■ How to complete this task:
Find and copy each line of the data that includes "icon".

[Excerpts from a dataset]
════════════════
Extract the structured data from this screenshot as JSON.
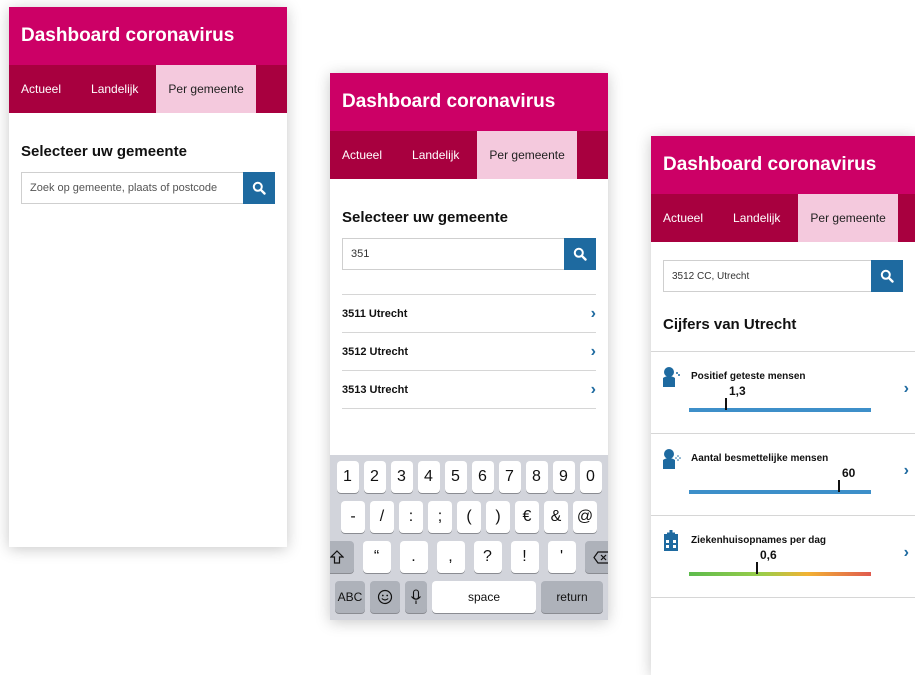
{
  "app": {
    "title": "Dashboard coronavirus"
  },
  "tabs": [
    "Actueel",
    "Landelijk",
    "Per gemeente"
  ],
  "screen1": {
    "heading": "Selecteer uw gemeente",
    "search_placeholder": "Zoek op gemeente, plaats of postcode"
  },
  "screen2": {
    "heading": "Selecteer uw gemeente",
    "search_value": "351",
    "results": [
      "3511 Utrecht",
      "3512 Utrecht",
      "3513 Utrecht"
    ],
    "keyboard": {
      "row1": [
        "1",
        "2",
        "3",
        "4",
        "5",
        "6",
        "7",
        "8",
        "9",
        "0"
      ],
      "row2": [
        "-",
        "/",
        ":",
        ";",
        "(",
        ")",
        "€",
        "&",
        "@"
      ],
      "row3": [
        ".",
        ",",
        "?",
        "!",
        "'"
      ],
      "abc": "ABC",
      "space": "space",
      "return": "return"
    }
  },
  "screen3": {
    "search_value": "3512 CC, Utrecht",
    "heading": "Cijfers van Utrecht",
    "metrics": [
      {
        "label": "Positief geteste mensen",
        "value": "1,3",
        "fraction": 0.2,
        "bar_color": "#3d8fc9",
        "icon": "person-coughing-icon"
      },
      {
        "label": "Aantal besmettelijke mensen",
        "value": "60",
        "fraction": 0.82,
        "bar_color": "#3d8fc9",
        "icon": "person-sneezing-icon"
      },
      {
        "label": "Ziekenhuisopnames per dag",
        "value": "0,6",
        "fraction": 0.37,
        "bar_color": "gradient",
        "icon": "hospital-icon"
      }
    ]
  },
  "colors": {
    "header": "#cc0066",
    "tabs": "#a8003f",
    "active_tab": "#f4c9dd",
    "accent": "#1e6aa0"
  }
}
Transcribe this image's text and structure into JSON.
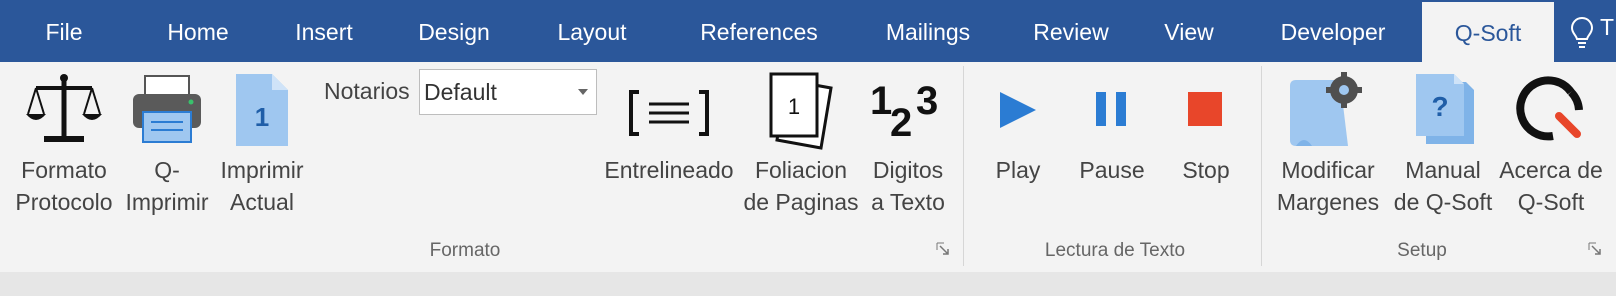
════════════════
■ Answer section:
        "icon": "person-coughing-icon"
        "icon": "person-sneezing-icon"
        "icon": "hospital-icon"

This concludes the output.